• [Stored records]

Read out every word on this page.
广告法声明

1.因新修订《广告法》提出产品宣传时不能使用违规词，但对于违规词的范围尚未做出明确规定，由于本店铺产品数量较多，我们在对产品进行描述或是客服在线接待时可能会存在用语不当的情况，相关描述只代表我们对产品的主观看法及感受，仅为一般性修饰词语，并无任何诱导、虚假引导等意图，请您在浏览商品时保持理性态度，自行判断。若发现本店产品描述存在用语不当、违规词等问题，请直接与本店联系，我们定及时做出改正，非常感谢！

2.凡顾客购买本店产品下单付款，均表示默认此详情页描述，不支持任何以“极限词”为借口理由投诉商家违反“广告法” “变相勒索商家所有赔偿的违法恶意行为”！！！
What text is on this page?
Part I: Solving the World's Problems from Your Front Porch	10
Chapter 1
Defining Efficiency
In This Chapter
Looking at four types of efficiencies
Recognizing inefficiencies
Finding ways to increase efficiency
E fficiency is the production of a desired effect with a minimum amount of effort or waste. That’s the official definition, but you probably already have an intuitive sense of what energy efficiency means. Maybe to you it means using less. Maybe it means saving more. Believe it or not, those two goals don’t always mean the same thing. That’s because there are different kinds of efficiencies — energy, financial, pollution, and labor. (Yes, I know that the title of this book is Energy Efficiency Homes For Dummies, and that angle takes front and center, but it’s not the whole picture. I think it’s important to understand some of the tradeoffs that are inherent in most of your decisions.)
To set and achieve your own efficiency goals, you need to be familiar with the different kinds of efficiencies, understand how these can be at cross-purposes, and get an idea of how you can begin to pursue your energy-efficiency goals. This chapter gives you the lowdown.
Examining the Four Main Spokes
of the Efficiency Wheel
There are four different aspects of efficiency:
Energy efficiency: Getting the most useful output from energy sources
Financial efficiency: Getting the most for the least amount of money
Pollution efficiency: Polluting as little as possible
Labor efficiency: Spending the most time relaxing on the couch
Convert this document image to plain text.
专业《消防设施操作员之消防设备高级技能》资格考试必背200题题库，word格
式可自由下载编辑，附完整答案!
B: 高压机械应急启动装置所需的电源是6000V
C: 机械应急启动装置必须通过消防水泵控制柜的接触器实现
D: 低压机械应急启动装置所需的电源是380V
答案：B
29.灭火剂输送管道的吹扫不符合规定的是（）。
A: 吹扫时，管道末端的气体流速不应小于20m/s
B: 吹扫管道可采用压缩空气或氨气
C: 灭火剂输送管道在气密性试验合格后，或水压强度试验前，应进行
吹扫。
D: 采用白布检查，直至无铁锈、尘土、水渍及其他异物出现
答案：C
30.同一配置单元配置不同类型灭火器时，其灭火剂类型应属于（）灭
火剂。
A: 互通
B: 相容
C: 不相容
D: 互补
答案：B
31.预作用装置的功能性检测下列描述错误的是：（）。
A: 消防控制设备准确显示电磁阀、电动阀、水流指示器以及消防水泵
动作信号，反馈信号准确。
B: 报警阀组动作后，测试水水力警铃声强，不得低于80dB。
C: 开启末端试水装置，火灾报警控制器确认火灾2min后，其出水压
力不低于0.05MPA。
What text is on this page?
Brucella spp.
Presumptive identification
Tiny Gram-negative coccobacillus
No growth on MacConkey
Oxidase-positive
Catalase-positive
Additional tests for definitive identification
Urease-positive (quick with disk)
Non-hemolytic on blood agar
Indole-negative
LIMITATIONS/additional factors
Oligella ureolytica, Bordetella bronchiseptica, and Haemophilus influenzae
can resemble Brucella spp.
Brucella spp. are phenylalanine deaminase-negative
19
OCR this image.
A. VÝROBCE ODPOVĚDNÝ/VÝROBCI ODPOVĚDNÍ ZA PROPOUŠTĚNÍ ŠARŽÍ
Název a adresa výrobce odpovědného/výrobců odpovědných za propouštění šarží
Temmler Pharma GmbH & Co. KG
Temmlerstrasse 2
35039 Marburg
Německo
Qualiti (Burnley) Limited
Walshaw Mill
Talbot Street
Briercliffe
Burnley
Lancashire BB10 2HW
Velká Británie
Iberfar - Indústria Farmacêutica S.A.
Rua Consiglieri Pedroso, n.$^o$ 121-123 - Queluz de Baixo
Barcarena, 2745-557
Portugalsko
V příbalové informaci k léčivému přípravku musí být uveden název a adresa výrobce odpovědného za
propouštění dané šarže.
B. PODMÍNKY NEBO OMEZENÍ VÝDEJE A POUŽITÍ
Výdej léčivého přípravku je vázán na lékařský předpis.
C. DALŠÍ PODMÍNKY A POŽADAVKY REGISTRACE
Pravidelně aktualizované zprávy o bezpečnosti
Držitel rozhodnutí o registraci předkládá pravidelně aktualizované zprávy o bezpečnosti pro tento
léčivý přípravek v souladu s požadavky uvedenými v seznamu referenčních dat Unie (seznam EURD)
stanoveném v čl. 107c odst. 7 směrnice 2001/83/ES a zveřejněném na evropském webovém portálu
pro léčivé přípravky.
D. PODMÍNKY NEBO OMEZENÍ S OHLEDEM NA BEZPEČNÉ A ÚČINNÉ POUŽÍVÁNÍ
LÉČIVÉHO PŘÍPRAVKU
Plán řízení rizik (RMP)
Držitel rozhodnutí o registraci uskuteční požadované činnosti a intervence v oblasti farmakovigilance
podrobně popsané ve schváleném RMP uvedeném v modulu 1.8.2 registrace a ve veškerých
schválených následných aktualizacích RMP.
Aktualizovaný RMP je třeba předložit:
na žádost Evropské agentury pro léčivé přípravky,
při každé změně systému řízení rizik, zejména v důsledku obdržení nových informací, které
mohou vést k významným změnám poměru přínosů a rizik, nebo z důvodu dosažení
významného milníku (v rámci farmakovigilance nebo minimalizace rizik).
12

• [WORK TO DO] Among the lines of the listing, how many hold the string "goals"? Respond with only the number.

• [EXERCISE RESULT] 2